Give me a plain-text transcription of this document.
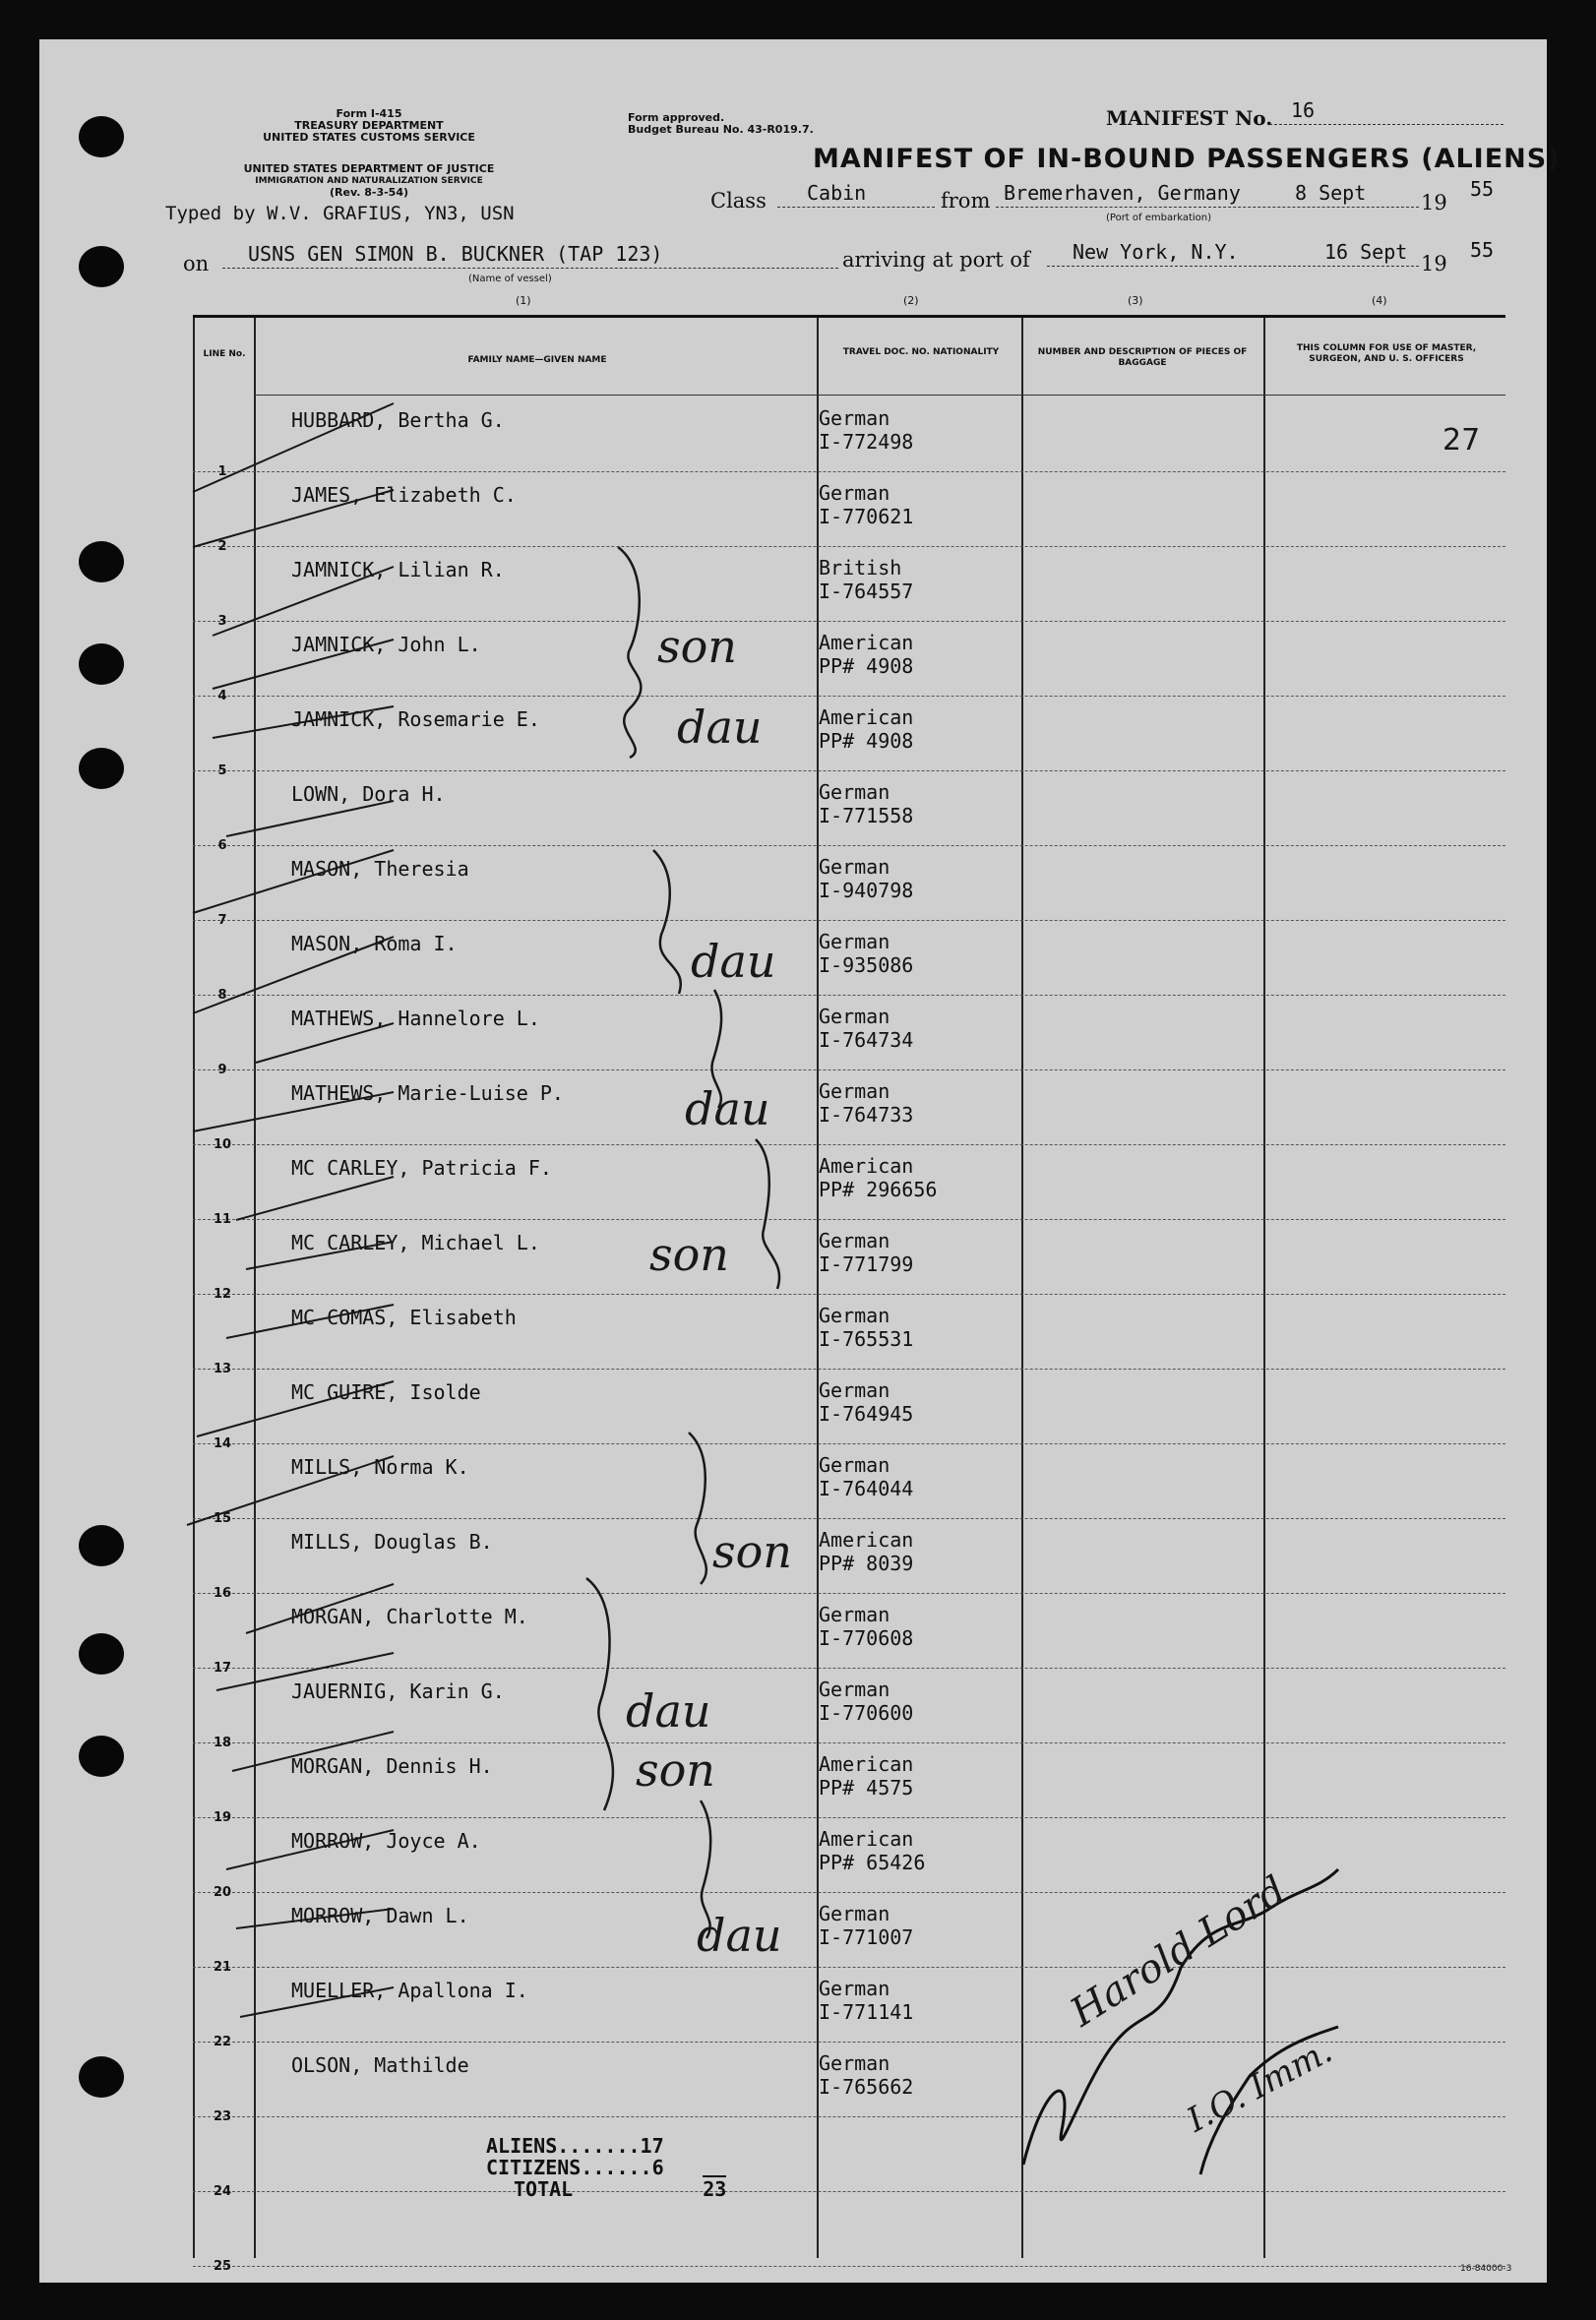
Form I-415
TREASURY DEPARTMENT
UNITED STATES CUSTOMS SERVICE
UNITED STATES DEPARTMENT OF JUSTICE
IMMIGRATION AND NATURALIZATION SERVICE
(Rev. 8-3-54)
Form approved.
Budget Bureau No. 43-R019.7.	MANIFEST No. 16
MANIFEST OF IN-BOUND PASSENGERS (ALIENS)
Typed by W.V. GRAFIUS, YN3, USN
Class Cabin	from Bremerhaven, Germany	8 Sept	19
55
(Port of embarkation)
on USNS GEN SIMON B. BUCKNER (TAP 123)
(Name of vessel)
arriving at port of New York, N.Y.	16 Sept 19
55
(1)	(2)	(3)	(4)
LINE No.
FAMILY NAME—GIVEN NAME
TRAVEL DOC. NO. NATIONALITY	NUMBER AND DESCRIPTION OF PIECES OF BAGGAGE
THIS COLUMN FOR USE OF MASTER, SURGEON, AND U. S. OFFICERS
1
HUBBARD, Bertha G.	German
I-772498
2
JAMES, Elizabeth C.	German
I-770621
3
JAMNICK, Lilian R.	British
I-764557
4
JAMNICK, John L.	American
PP# 4908
5
JAMNICK, Rosemarie E.	American
PP# 4908
6
LOWN, Dora H.	German
I-771558
7
MASON, Theresia	German
I-940798
8
MASON, Roma I.	German
I-935086
9
MATHEWS, Hannelore L.	German
I-764734
10
MATHEWS, Marie-Luise P.	German
I-764733
11
MC CARLEY, Patricia F.	American
PP# 296656
12
MC CARLEY, Michael L.	German
I-771799
13
MC COMAS, Elisabeth	German
I-765531
14
MC GUIRE, Isolde	German
I-764945
15
MILLS, Norma K.	German
I-764044
16
MILLS, Douglas B.	American
PP# 8039
17
MORGAN, Charlotte M.	German
I-770608
18
JAUERNIG, Karin G.	German
I-770600
19
MORGAN, Dennis H.	American
PP# 4575
20
MORROW, Joyce A.	American
PP# 65426
21
MORROW, Dawn L.	German
I-771007
22
MUELLER, Apallona I.	German
I-771141
23
OLSON, Mathilde	German
I-765662
24
25
ALIENS.......17
CITIZENS......6
TOTAL	23
27
son
dau
dau
dau
son
son
dau
son
dau	Harold Lord
I.O. Imm.
16-84000-3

Task objective -> The records above must be printed exactly; the pictures stay out.

Answer for this exercise ->
Give me a plain-text transcription of this document.
Form I-415
TREASURY DEPARTMENT
UNITED STATES CUSTOMS SERVICE
UNITED STATES DEPARTMENT OF JUSTICE
IMMIGRATION AND NATURALIZATION SERVICE
(Rev. 8-3-54)
Form approved.
Budget Bureau No. 43-R019.7.	MANIFEST No. 16
MANIFEST OF IN-BOUND PASSENGERS (ALIENS)
Typed by W.V. GRAFIUS, YN3, USN
Class Cabin	from Bremerhaven, Germany	8 Sept	19
55
(Port of embarkation)
on USNS GEN SIMON B. BUCKNER (TAP 123)
(Name of vessel)
arriving at port of New York, N.Y.	16 Sept 19
55
(1)	(2)	(3)	(4)
LINE No.
FAMILY NAME—GIVEN NAME
TRAVEL DOC. NO. NATIONALITY	NUMBER AND DESCRIPTION OF PIECES OF BAGGAGE
THIS COLUMN FOR USE OF MASTER, SURGEON, AND U. S. OFFICERS
1
HUBBARD, Bertha G.	German
I-772498
2
JAMES, Elizabeth C.	German
I-770621
3
JAMNICK, Lilian R.	British
I-764557
4
JAMNICK, John L.	American
PP# 4908
5
JAMNICK, Rosemarie E.	American
PP# 4908
6
LOWN, Dora H.	German
I-771558
7
MASON, Theresia	German
I-940798
8
MASON, Roma I.	German
I-935086
9
MATHEWS, Hannelore L.	German
I-764734
10
MATHEWS, Marie-Luise P.	German
I-764733
11
MC CARLEY, Patricia F.	American
PP# 296656
12
MC CARLEY, Michael L.	German
I-771799
13
MC COMAS, Elisabeth	German
I-765531
14
MC GUIRE, Isolde	German
I-764945
15
MILLS, Norma K.	German
I-764044
16
MILLS, Douglas B.	American
PP# 8039
17
MORGAN, Charlotte M.	German
I-770608
18
JAUERNIG, Karin G.	German
I-770600
19
MORGAN, Dennis H.	American
PP# 4575
20
MORROW, Joyce A.	American
PP# 65426
21
MORROW, Dawn L.	German
I-771007
22
MUELLER, Apallona I.	German
I-771141
23
OLSON, Mathilde	German
I-765662
24
25
ALIENS.......17
CITIZENS......6
TOTAL	23
27
son
dau
dau
dau
son
son
dau
son
dau	Harold Lord
I.O. Imm.
16-84000-3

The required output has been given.